- The problem -
Collect every line of the records below that contains the word "스테인레스".

[start]

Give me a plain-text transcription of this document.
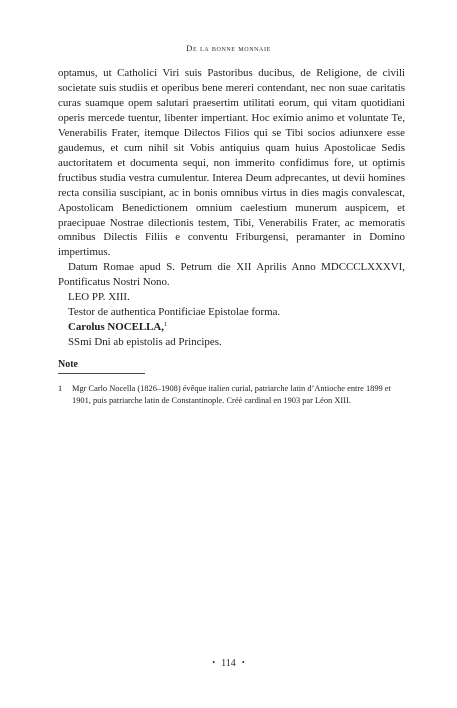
De la bonne monnaie

optamus, ut Catholici Viri suis Pastoribus ducibus, de Religione, de civili societate suis studiis et operibus bene mereri contendant, nec non suae caritatis curas suamque opem salutari praesertim utilitati eorum, qui vitam quotidiani operis mercede tuentur, libenter impertiant. Hoc eximio animo et voluntate Te, Venerabilis Frater, itemque Dilectos Filios qui se Tibi socios adiunxere esse gaudemus, et cum nihil sit Vobis antiquius quam huius Apostolicae Sedis auctoritatem et documenta sequi, non immerito confidimus fore, ut optimis fructibus studia vestra cumulentur. Interea Deum adprecantes, ut devii homines recta consilia suscipiant, ac in bonis omnibus virtus in dies magis convalescat, Apostolicam Benedictionem omnium caelestium munerum auspicem, et praecipuae Nostrae dilectionis testem, Tibi, Venerabilis Frater, ac memoratis omnibus Dilectis Filiis e conventu Friburgensi, peramanter in Domino impertimus.

Datum Romae apud S. Petrum die XII Aprilis Anno MDCCCLXXXVI, Pontificatus Nostri Nono.

LEO PP. XIII.

Testor de authentica Pontificiae Epistolae forma.

Carolus NOCELLA,$^1$

SSmi Dni ab epistolis ad Principes.

Note
1	Mgr Carlo Nocella (1826–1908) évêque italien curial, patriarche latin d’Antioche entre 1899 et 1901, puis patriarche latin de Constantinople. Créé cardinal en 1903 par Léon XIII.
• 114 •
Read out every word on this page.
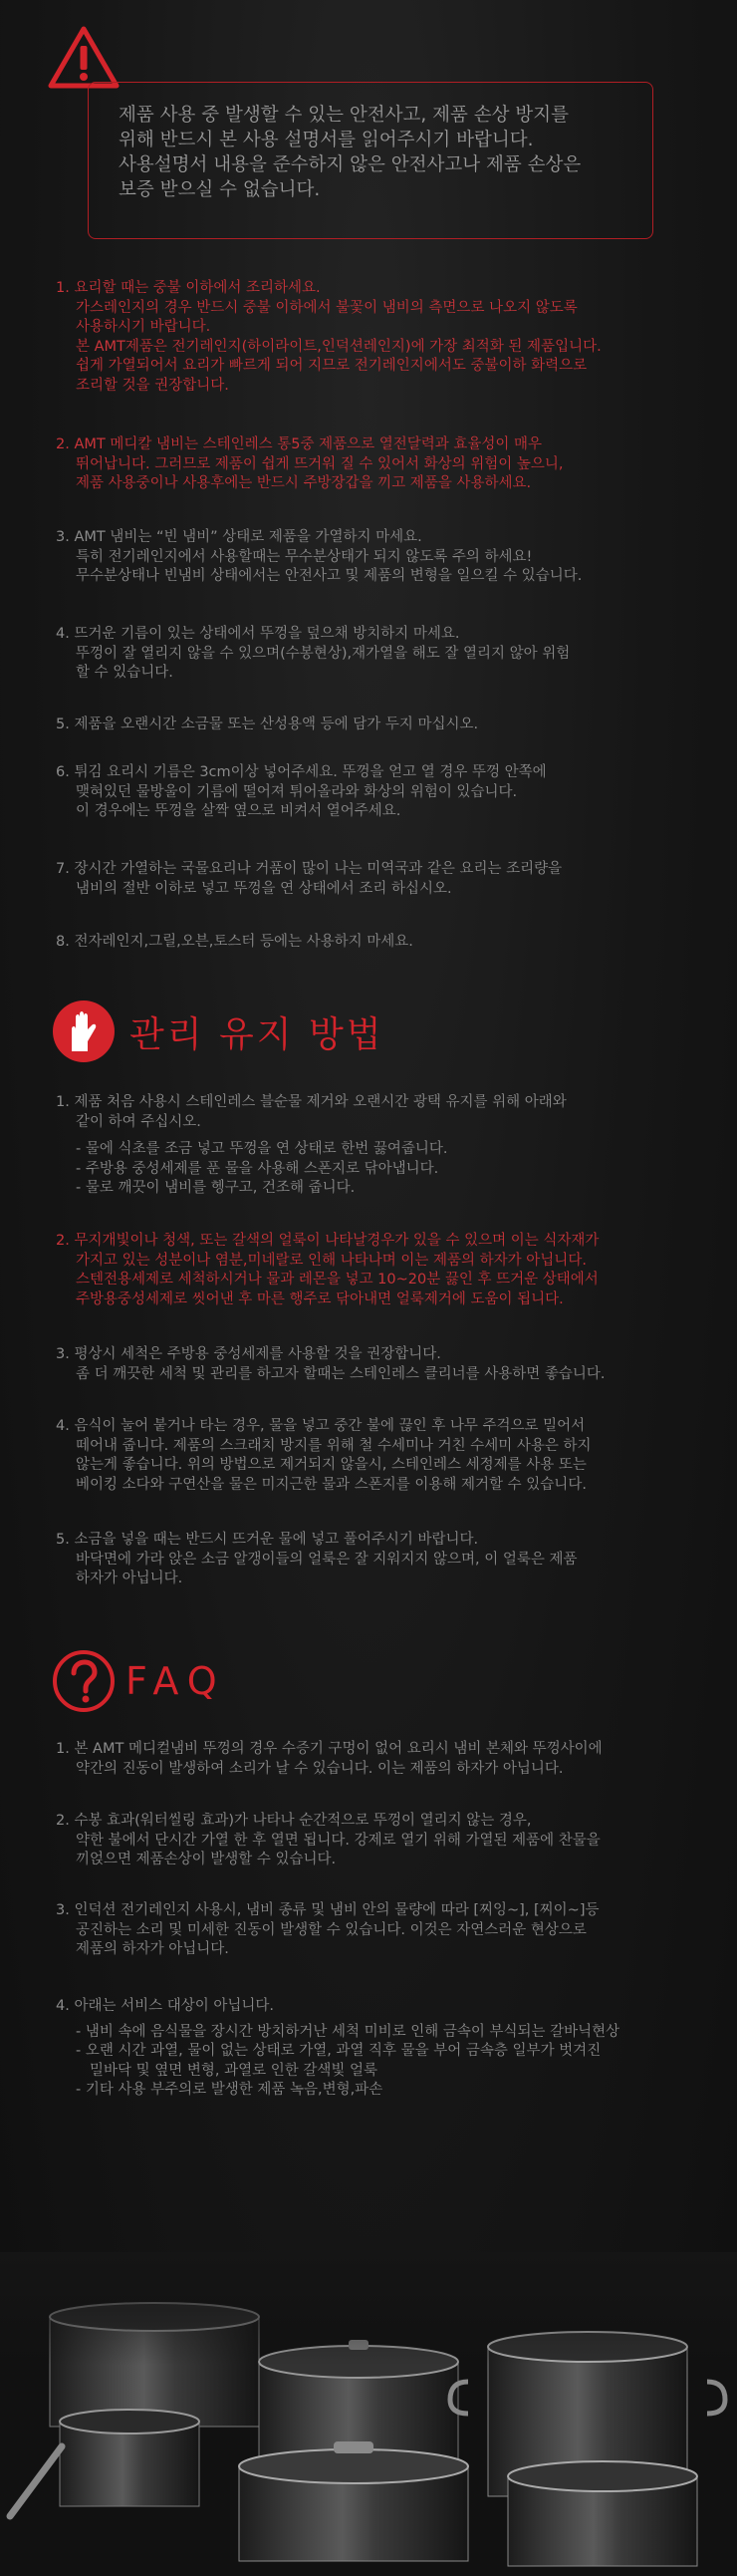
제품 사용 중 발생할 수 있는 안전사고, 제품 손상 방지를
위해 반드시 본 사용 설명서를 읽어주시기 바랍니다.
사용설명서 내용을 준수하지 않은 안전사고나 제품 손상은
보증 받으실 수 없습니다.
1. 요리할 때는 중불 이하에서 조리하세요.
가스레인지의 경우 반드시 중불 이하에서 불꽃이 냄비의 측면으로 나오지 않도록
사용하시기 바랍니다.
본 AMT제품은 전기레인지(하이라이트,인덕션레인지)에 가장 최적화 된 제품입니다.
쉽게 가열되어서 요리가 빠르게 되어 지므로 전기레인지에서도 중불이하 화력으로
조리할 것을 권장합니다.
2. AMT 메디칼 냄비는 스테인레스 통5중 제품으로 열전달력과 효율성이 매우
뛰어납니다. 그러므로 제품이 쉽게 뜨거워 질 수 있어서 화상의 위험이 높으니,
제품 사용중이나 사용후에는 반드시 주방장갑을 끼고 제품을 사용하세요.
3. AMT 냄비는 “빈 냄비” 상태로 제품을 가열하지 마세요.
특히 전기레인지에서 사용할때는 무수분상태가 되지 않도록 주의 하세요!
무수분상태나 빈냄비 상태에서는 안전사고 및 제품의 변형을 일으킬 수 있습니다.
4. 뜨거운 기름이 있는 상태에서 뚜껑을 덮으채 방치하지 마세요.
뚜껑이 잘 열리지 않을 수 있으며(수봉현상),재가열을 해도 잘 열리지 않아 위험
할 수 있습니다.
5. 제품을 오랜시간 소금물 또는 산성용액 등에 담가 두지 마십시오.
6. 튀김 요리시 기름은 3cm이상 넣어주세요. 뚜껑을 얻고 열 경우 뚜껑 안쪽에
맺혀있던 물방울이 기름에 떨어져 튀어올라와 화상의 위험이 있습니다.
이 경우에는 뚜껑을 살짝 옆으로 비켜서 열어주세요.
7. 장시간 가열하는 국물요리나 거품이 많이 나는 미역국과 같은 요리는 조리량을
냄비의 절반 이하로 넣고 뚜껑을 연 상태에서 조리 하십시오.
8. 전자레인지,그릴,오븐,토스터 등에는 사용하지 마세요.
관리 유지 방법
1. 제품 처음 사용시 스테인레스 블순물 제거와 오랜시간 광택 유지를 위해 아래와
같이 하여 주십시오.
- 물에 식초를 조금 넣고 뚜껑을 연 상태로 한번 끓여줍니다.
- 주방용 중성세제를 푼 물을 사용해 스폰지로 닦아냅니다.
- 물로 깨끗이 냄비를 헹구고, 건조해 줍니다.
2. 무지개빛이나 청색, 또는 갈색의 얼룩이 나타날경우가 있을 수 있으며 이는 식자재가
가지고 있는 성분이나 염분,미네랄로 인해 나타나며 이는 제품의 하자가 아닙니다.
스텐전용세제로 세척하시거나 물과 레몬을 넣고 10~20분 끓인 후 뜨거운 상태에서
주방용중성세제로 씻어낸 후 마른 행주로 닦아내면 얼룩제거에 도움이 됩니다.
3. 평상시 세척은 주방용 중성세제를 사용할 것을 권장합니다.
좀 더 깨끗한 세척 및 관리를 하고자 할때는 스테인레스 클리너를 사용하면 좋습니다.
4. 음식이 눌어 붙거나 타는 경우, 물을 넣고 중간 불에 끊인 후 나무 주걱으로 밀어서
떼어내 줍니다. 제품의 스크래치 방지를 위해 철 수세미나 거친 수세미 사용은 하지
않는게 좋습니다. 위의 방법으로 제거되지 않을시, 스테인레스 세정제를 사용 또는
베이킹 소다와 구연산을 물은 미지근한 물과 스폰지를 이용해 제거할 수 있습니다.
5. 소금을 넣을 때는 반드시 뜨거운 물에 넣고 풀어주시기 바랍니다.
바닥면에 가라 앉은 소금 알갱이들의 얼룩은 잘 지워지지 않으며, 이 얼룩은 제품
하자가 아닙니다.
FAQ
1. 본 AMT 메디컬냄비 뚜껑의 경우 수증기 구멍이 없어 요리시 냄비 본체와 뚜껑사이에
약간의 진동이 발생하여 소리가 날 수 있습니다. 이는 제품의 하자가 아닙니다.
2. 수봉 효과(워터씰링 효과)가 나타나 순간적으로 뚜껑이 열리지 않는 경우,
약한 불에서 단시간 가열 한 후 열면 됩니다. 강제로 열기 위해 가열된 제품에 찬물을
끼얹으면 제품손상이 발생할 수 있습니다.
3. 인덕션 전기레인지 사용시, 냄비 종류 및 냄비 안의 물량에 따라 [찌잉~], [찌이~]등
공진하는 소리 및 미세한 진동이 발생할 수 있습니다. 이것은 자연스러운 현상으로
제품의 하자가 아닙니다.
4. 아래는 서비스 대상이 아닙니다.
- 냄비 속에 음식물을 장시간 방치하거난 세척 미비로 인해 금속이 부식되는 갈바닉현상
- 오랜 시간 과열, 물이 없는 상태로 가열, 과열 직후 물을 부어 금속층 일부가 벗겨진
밀바닥 및 옆면 변형, 과열로 인한 갈색빛 얼룩
- 기타 사용 부주의로 발생한 제품 녹음,변형,파손
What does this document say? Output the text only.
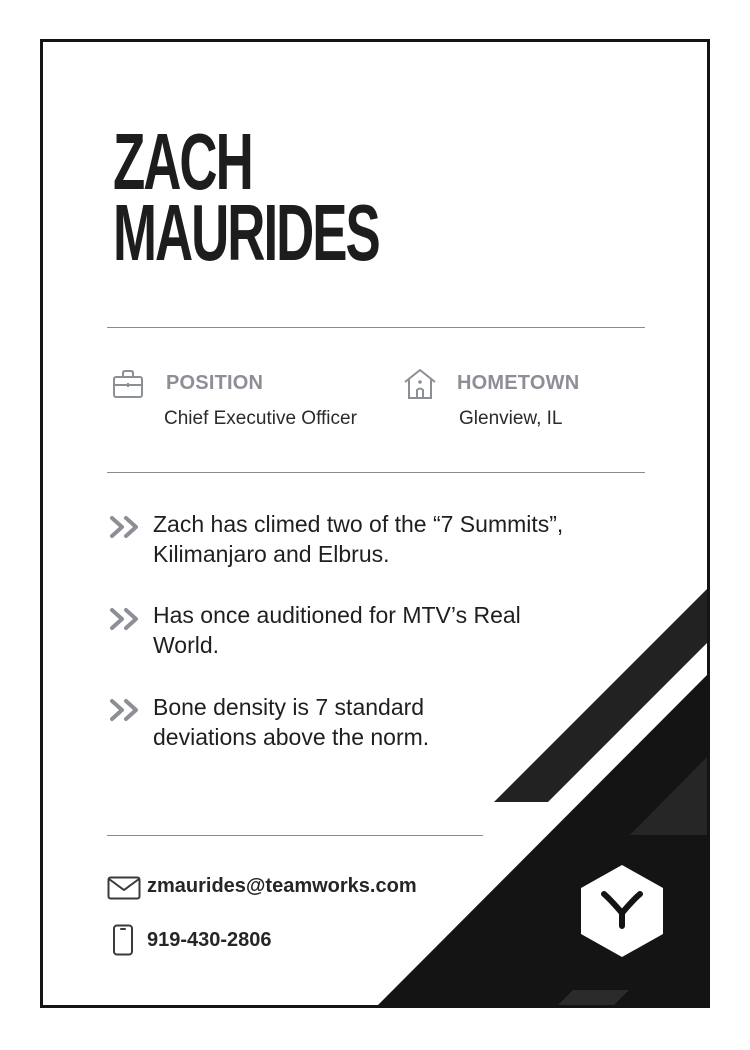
ZACH
MAURIDES
POSITION
Chief Executive Officer
HOMETOWN
Glenview, IL
Zach has climed two of the “7 Summits”,
Kilimanjaro and Elbrus.
Has once auditioned for MTV’s Real
World.
Bone density is 7 standard
deviations above the norm.
zmaurides@teamworks.com
919-430-2806
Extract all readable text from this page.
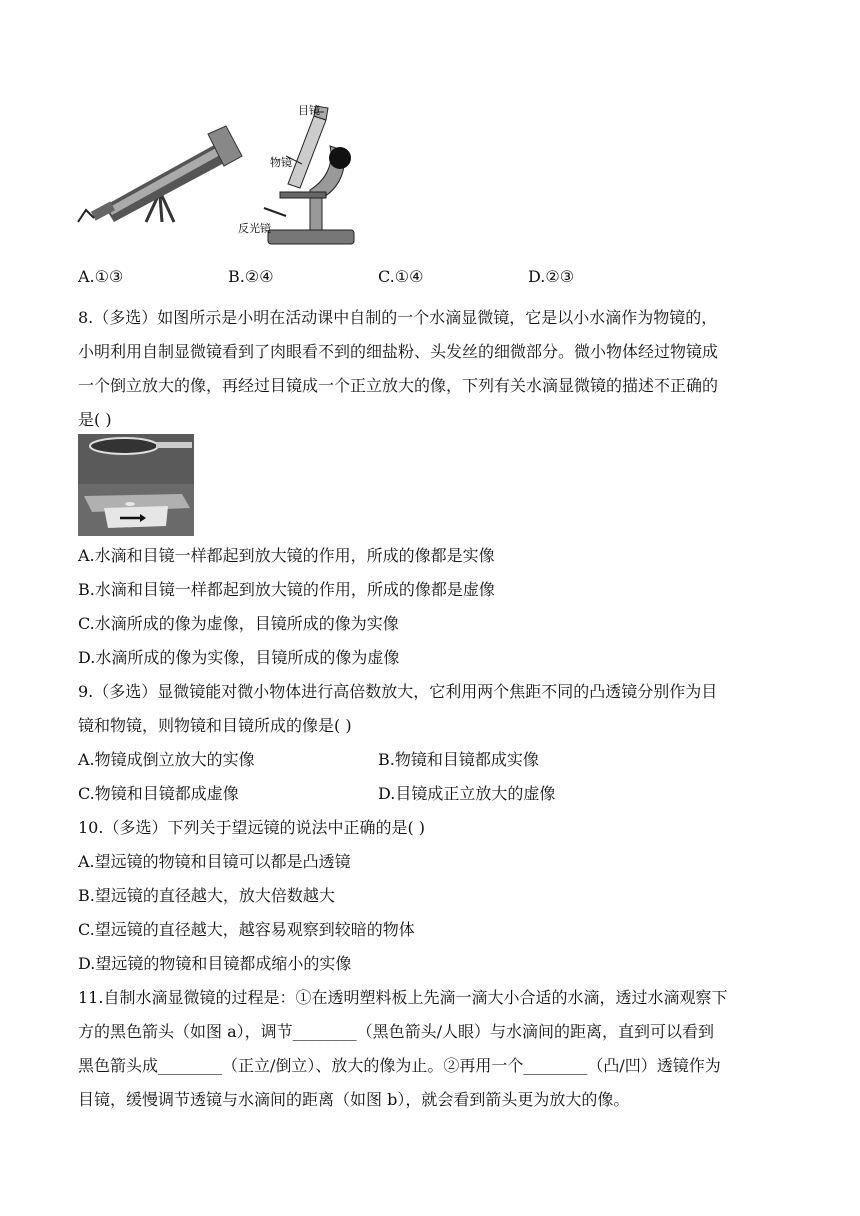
目镜
物镜
反光镜
A.①③	B.②④	C.①④	D.②③
8.（多选）如图所示是小明在活动课中自制的一个水滴显微镜，它是以小水滴作为物镜的，
小明利用自制显微镜看到了肉眼看不到的细盐粉、头发丝的细微部分。微小物体经过物镜成
一个倒立放大的像，再经过目镜成一个正立放大的像，下列有关水滴显微镜的描述不正确的
是( )
A.水滴和目镜一样都起到放大镜的作用，所成的像都是实像
B.水滴和目镜一样都起到放大镜的作用，所成的像都是虚像
C.水滴所成的像为虚像，目镜所成的像为实像
D.水滴所成的像为实像，目镜所成的像为虚像
9.（多选）显微镜能对微小物体进行高倍数放大，它利用两个焦距不同的凸透镜分别作为目
镜和物镜，则物镜和目镜所成的像是( )
A.物镜成倒立放大的实像	B.物镜和目镜都成实像
C.物镜和目镜都成虚像	D.目镜成正立放大的虚像
10.（多选）下列关于望远镜的说法中正确的是( )
A.望远镜的物镜和目镜可以都是凸透镜
B.望远镜的直径越大，放大倍数越大
C.望远镜的直径越大，越容易观察到较暗的物体
D.望远镜的物镜和目镜都成缩小的实像
11.自制水滴显微镜的过程是：①在透明塑料板上先滴一滴大小合适的水滴，透过水滴观察下
方的黑色箭头（如图 a），调节________（黑色箭头/人眼）与水滴间的距离，直到可以看到
黑色箭头成________（正立/倒立）、放大的像为止。②再用一个________（凸/凹）透镜作为
目镜，缓慢调节透镜与水滴间的距离（如图 b），就会看到箭头更为放大的像。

[end]

- Response to the task -
2. AMT 메디칼 냄비는 스테인레스 통5중 제품으로 열전달력과 효율성이 매우
1. 제품 처음 사용시 스테인레스 블순물 제거와 오랜시간 광택 유지를 위해 아래와
좀 더 깨끗한 세척 및 관리를 하고자 할때는 스테인레스 클리너를 사용하면 좋습니다.
않는게 좋습니다. 위의 방법으로 제거되지 않을시, 스테인레스 세정제를 사용 또는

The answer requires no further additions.